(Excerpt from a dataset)
____
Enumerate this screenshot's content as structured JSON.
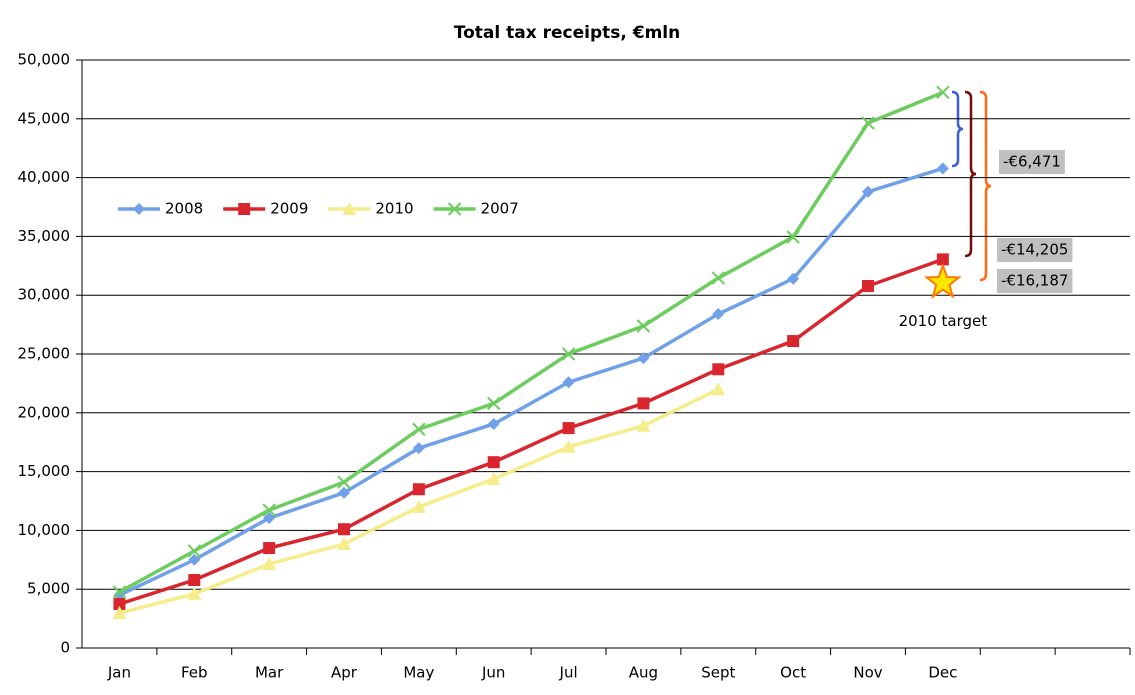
{
  "chart_data": {
    "type": "line",
    "title": "Total tax receipts, €mln",
    "categories": [
      "Jan",
      "Feb",
      "Mar",
      "Apr",
      "May",
      "Jun",
      "Jul",
      "Aug",
      "Sept",
      "Oct",
      "Nov",
      "Dec",
      null,
      null
    ],
    "series": [
      {
        "name": "2008",
        "color": "#6fa0e8",
        "marker": "diamond",
        "values": [
          4500,
          7500,
          11050,
          13200,
          17000,
          19050,
          22600,
          24650,
          28400,
          31400,
          38800,
          40779,
          null,
          null
        ]
      },
      {
        "name": "2009",
        "color": "#d9262e",
        "marker": "square",
        "values": [
          3740,
          5780,
          8500,
          10100,
          13500,
          15800,
          18700,
          20800,
          23700,
          26100,
          30780,
          33045,
          null,
          null
        ]
      },
      {
        "name": "2010",
        "color": "#f5ec8a",
        "marker": "triangle",
        "values": [
          2980,
          4600,
          7140,
          8840,
          12000,
          14370,
          17100,
          18900,
          22000,
          null,
          null,
          null,
          null,
          null
        ]
      },
      {
        "name": "2007",
        "color": "#6ccd5e",
        "marker": "x",
        "values": [
          4760,
          8250,
          11730,
          14100,
          18600,
          20800,
          25000,
          27380,
          31460,
          34950,
          44640,
          47250,
          null,
          null
        ]
      }
    ],
    "ylim": [
      0,
      50000
    ],
    "yticks": [
      0,
      {
        "value": 5000,
        "label": "5,000"
      },
      {
        "value": 10000,
        "label": "10,000"
      },
      {
        "value": 15000,
        "label": "15,000"
      },
      {
        "value": 20000,
        "label": "20,000"
      },
      {
        "value": 25000,
        "label": "25,000"
      },
      {
        "value": 30000,
        "label": "30,000"
      },
      {
        "value": 35000,
        "label": "35,000"
      },
      {
        "value": 40000,
        "label": "40,000"
      },
      {
        "value": 45000,
        "label": "45,000"
      },
      {
        "value": 50000,
        "label": "50,000"
      }
    ],
    "grid": true,
    "legend": "upper left",
    "target": {
      "label": "2010 target",
      "category": "Dec",
      "value": 31063
    },
    "annotations": [
      {
        "text": "-€6,471",
        "color": "#3a5fd8"
      },
      {
        "text": "-€14,205",
        "color": "#cc0000"
      },
      {
        "text": "-€16,187",
        "color": "#ff6a13"
      }
    ]
  }
}
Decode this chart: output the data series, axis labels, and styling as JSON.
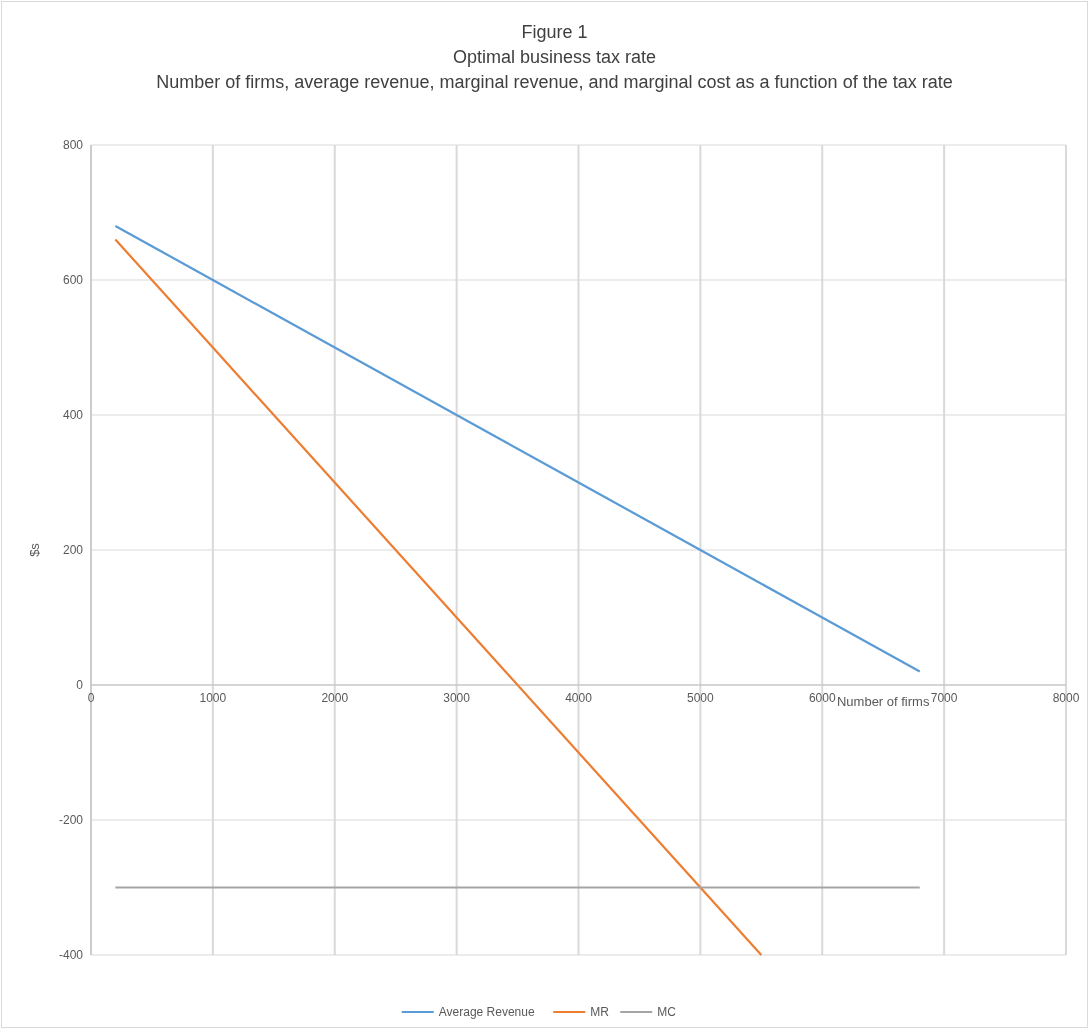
____
• Exercise aim
Without including any picture, repeat the data exactly.

• In response
Enumerate this screenshot's content as structured JSON.
{
  "chart_data": {
    "type": "line",
    "title": "Total tax receipts, €mln",
    "categories": [
      "Jan",
      "Feb",
      "Mar",
      "Apr",
      "May",
      "Jun",
      "Jul",
      "Aug",
      "Sept",
      "Oct",
      "Nov",
      "Dec",
      null,
      null
    ],
    "series": [
      {
        "name": "2008",
        "color": "#6fa0e8",
        "marker": "diamond",
        "values": [
          4500,
          7500,
          11050,
          13200,
          17000,
          19050,
          22600,
          24650,
          28400,
          31400,
          38800,
          40779,
          null,
          null
        ]
      },
      {
        "name": "2009",
        "color": "#d9262e",
        "marker": "square",
        "values": [
          3740,
          5780,
          8500,
          10100,
          13500,
          15800,
          18700,
          20800,
          23700,
          26100,
          30780,
          33045,
          null,
          null
        ]
      },
      {
        "name": "2010",
        "color": "#f5ec8a",
        "marker": "triangle",
        "values": [
          2980,
          4600,
          7140,
          8840,
          12000,
          14370,
          17100,
          18900,
          22000,
          null,
          null,
          null,
          null,
          null
        ]
      },
      {
        "name": "2007",
        "color": "#6ccd5e",
        "marker": "x",
        "values": [
          4760,
          8250,
          11730,
          14100,
          18600,
          20800,
          25000,
          27380,
          31460,
          34950,
          44640,
          47250,
          null,
          null
        ]
      }
    ],
    "ylim": [
      0,
      50000
    ],
    "yticks": [
      0,
      {
        "value": 5000,
        "label": "5,000"
      },
      {
        "value": 10000,
        "label": "10,000"
      },
      {
        "value": 15000,
        "label": "15,000"
      },
      {
        "value": 20000,
        "label": "20,000"
      },
      {
        "value": 25000,
        "label": "25,000"
      },
      {
        "value": 30000,
        "label": "30,000"
      },
      {
        "value": 35000,
        "label": "35,000"
      },
      {
        "value": 40000,
        "label": "40,000"
      },
      {
        "value": 45000,
        "label": "45,000"
      },
      {
        "value": 50000,
        "label": "50,000"
      }
    ],
    "grid": true,
    "legend": "upper left",
    "target": {
      "label": "2010 target",
      "category": "Dec",
      "value": 31063
    },
    "annotations": [
      {
        "text": "-€6,471",
        "color": "#3a5fd8"
      },
      {
        "text": "-€14,205",
        "color": "#cc0000"
      },
      {
        "text": "-€16,187",
        "color": "#ff6a13"
      }
    ]
  }
}
Decode this chart: output the data series, axis labels, and styling as JSON.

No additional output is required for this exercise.